[Dataset entries]
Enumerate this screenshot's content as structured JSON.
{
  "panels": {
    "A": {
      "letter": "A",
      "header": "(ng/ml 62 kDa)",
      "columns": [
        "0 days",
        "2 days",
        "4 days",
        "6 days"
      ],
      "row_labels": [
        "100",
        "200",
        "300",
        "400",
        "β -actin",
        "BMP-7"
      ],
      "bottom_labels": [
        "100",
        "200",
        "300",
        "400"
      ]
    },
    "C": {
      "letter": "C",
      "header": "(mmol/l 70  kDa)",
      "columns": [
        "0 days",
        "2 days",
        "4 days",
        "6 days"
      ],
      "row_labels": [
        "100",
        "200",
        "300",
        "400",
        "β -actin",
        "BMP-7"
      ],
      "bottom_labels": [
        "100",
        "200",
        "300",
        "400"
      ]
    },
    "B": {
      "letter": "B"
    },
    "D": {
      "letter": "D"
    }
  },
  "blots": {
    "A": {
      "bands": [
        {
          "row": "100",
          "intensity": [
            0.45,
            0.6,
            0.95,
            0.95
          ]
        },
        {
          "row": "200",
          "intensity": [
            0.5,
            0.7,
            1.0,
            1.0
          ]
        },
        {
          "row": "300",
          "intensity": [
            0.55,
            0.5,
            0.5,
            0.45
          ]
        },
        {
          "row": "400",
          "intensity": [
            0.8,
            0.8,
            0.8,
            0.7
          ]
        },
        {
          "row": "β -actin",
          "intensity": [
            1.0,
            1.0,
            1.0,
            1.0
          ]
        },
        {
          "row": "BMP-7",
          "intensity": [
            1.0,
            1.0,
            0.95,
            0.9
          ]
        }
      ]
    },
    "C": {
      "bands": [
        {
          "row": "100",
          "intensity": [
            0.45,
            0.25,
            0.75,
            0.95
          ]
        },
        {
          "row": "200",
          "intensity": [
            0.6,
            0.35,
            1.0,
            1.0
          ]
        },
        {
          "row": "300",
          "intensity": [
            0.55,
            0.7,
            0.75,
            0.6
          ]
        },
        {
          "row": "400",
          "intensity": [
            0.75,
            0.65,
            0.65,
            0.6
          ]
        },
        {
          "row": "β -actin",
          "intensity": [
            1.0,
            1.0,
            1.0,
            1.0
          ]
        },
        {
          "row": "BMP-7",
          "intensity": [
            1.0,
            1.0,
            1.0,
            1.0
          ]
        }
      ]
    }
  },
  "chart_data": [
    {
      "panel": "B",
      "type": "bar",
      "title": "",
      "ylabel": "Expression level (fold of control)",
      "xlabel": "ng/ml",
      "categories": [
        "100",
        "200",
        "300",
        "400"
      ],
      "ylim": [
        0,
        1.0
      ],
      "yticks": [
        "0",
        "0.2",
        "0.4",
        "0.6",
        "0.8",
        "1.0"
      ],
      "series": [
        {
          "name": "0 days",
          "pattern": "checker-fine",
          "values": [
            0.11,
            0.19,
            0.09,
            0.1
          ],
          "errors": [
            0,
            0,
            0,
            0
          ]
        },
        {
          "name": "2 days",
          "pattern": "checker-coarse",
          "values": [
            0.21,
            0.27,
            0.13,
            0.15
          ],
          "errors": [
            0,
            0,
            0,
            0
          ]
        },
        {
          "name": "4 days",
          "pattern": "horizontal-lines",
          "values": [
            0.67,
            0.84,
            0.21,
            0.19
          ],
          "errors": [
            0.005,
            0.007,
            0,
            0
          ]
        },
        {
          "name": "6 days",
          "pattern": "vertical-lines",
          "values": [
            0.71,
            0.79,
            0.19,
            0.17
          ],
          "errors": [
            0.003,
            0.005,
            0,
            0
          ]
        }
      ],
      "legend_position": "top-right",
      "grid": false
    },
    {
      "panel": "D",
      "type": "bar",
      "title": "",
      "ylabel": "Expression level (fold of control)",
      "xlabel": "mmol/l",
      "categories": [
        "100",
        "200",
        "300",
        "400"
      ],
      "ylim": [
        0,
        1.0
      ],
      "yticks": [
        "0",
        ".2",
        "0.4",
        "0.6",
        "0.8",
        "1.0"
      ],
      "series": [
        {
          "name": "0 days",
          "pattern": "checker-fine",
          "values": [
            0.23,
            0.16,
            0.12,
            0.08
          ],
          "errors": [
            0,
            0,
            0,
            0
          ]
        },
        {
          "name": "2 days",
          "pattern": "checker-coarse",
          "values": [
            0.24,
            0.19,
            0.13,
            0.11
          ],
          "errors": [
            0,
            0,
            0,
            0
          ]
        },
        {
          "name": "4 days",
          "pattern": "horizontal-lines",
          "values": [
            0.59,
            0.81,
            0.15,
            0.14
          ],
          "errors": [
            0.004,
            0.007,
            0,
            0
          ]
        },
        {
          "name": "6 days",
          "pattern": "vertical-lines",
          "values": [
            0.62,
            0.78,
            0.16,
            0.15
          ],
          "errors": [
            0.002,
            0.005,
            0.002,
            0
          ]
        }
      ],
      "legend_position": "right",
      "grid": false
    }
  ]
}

### WORK INSTRUCTIONS
Collect each line above holding the string "right".

### WRITTEN ANSWER
      "legend_position": "top-right",
      "legend_position": "right",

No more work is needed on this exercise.